#### [Task]
The entries that follow should be written out exactly.

#### [Supplied material]
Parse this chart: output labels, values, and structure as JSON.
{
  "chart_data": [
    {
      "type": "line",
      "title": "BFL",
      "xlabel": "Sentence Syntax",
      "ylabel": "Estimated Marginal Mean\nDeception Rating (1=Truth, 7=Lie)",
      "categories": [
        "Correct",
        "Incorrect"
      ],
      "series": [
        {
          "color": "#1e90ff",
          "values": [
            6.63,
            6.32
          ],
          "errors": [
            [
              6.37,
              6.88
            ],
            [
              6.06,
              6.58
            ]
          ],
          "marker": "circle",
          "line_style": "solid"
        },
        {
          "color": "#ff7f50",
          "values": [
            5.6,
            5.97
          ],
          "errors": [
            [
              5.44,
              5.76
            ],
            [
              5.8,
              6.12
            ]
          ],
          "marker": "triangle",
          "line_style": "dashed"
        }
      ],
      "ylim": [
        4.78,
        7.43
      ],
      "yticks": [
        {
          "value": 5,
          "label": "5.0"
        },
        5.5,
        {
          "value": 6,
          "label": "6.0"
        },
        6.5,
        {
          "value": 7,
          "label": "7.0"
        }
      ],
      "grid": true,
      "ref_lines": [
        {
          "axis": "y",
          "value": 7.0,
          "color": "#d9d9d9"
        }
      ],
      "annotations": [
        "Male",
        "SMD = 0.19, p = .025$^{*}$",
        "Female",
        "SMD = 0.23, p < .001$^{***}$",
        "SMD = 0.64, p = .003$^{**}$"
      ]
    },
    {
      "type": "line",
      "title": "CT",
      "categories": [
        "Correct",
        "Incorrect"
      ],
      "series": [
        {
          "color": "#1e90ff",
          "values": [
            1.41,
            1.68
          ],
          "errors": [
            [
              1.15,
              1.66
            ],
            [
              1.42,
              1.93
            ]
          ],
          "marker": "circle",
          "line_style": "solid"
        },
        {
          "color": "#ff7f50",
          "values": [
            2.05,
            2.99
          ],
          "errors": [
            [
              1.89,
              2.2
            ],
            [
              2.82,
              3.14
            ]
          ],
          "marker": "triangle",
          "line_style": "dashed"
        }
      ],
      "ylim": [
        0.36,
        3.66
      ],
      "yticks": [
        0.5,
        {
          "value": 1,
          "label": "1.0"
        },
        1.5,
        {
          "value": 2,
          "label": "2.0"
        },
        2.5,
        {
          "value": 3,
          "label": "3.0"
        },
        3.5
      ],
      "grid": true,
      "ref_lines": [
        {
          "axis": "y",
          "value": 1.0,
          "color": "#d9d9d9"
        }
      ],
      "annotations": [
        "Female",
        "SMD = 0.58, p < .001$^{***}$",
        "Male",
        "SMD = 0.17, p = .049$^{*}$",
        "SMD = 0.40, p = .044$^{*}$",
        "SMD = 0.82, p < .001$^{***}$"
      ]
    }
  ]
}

#### [Exercise output]
Parse this chart: output labels, values, and structure as JSON.
{
  "chart_data": [
    {
      "type": "line",
      "title": "BFL",
      "xlabel": "Sentence Syntax",
      "ylabel": "Estimated Marginal Mean\nDeception Rating (1=Truth, 7=Lie)",
      "categories": [
        "Correct",
        "Incorrect"
      ],
      "series": [
        {
          "color": "#1e90ff",
          "values": [
            6.63,
            6.32
          ],
          "errors": [
            [
              6.37,
              6.88
            ],
            [
              6.06,
              6.58
            ]
          ],
          "marker": "circle",
          "line_style": "solid"
        },
        {
          "color": "#ff7f50",
          "values": [
            5.6,
            5.97
          ],
          "errors": [
            [
              5.44,
              5.76
            ],
            [
              5.8,
              6.12
            ]
          ],
          "marker": "triangle",
          "line_style": "dashed"
        }
      ],
      "ylim": [
        4.78,
        7.43
      ],
      "yticks": [
        {
          "value": 5,
          "label": "5.0"
        },
        5.5,
        {
          "value": 6,
          "label": "6.0"
        },
        6.5,
        {
          "value": 7,
          "label": "7.0"
        }
      ],
      "grid": true,
      "ref_lines": [
        {
          "axis": "y",
          "value": 7.0,
          "color": "#d9d9d9"
        }
      ],
      "annotations": [
        "Male",
        "SMD = 0.19, p = .025$^{*}$",
        "Female",
        "SMD = 0.23, p < .001$^{***}$",
        "SMD = 0.64, p = .003$^{**}$"
      ]
    },
    {
      "type": "line",
      "title": "CT",
      "categories": [
        "Correct",
        "Incorrect"
      ],
      "series": [
        {
          "color": "#1e90ff",
          "values": [
            1.41,
            1.68
          ],
          "errors": [
            [
              1.15,
              1.66
            ],
            [
              1.42,
              1.93
            ]
          ],
          "marker": "circle",
          "line_style": "solid"
        },
        {
          "color": "#ff7f50",
          "values": [
            2.05,
            2.99
          ],
          "errors": [
            [
              1.89,
              2.2
            ],
            [
              2.82,
              3.14
            ]
          ],
          "marker": "triangle",
          "line_style": "dashed"
        }
      ],
      "ylim": [
        0.36,
        3.66
      ],
      "yticks": [
        0.5,
        {
          "value": 1,
          "label": "1.0"
        },
        1.5,
        {
          "value": 2,
          "label": "2.0"
        },
        2.5,
        {
          "value": 3,
          "label": "3.0"
        },
        3.5
      ],
      "grid": true,
      "ref_lines": [
        {
          "axis": "y",
          "value": 1.0,
          "color": "#d9d9d9"
        }
      ],
      "annotations": [
        "Female",
        "SMD = 0.58, p < .001$^{***}$",
        "Male",
        "SMD = 0.17, p = .049$^{*}$",
        "SMD = 0.40, p = .044$^{*}$",
        "SMD = 0.82, p < .001$^{***}$"
      ]
    }
  ]
}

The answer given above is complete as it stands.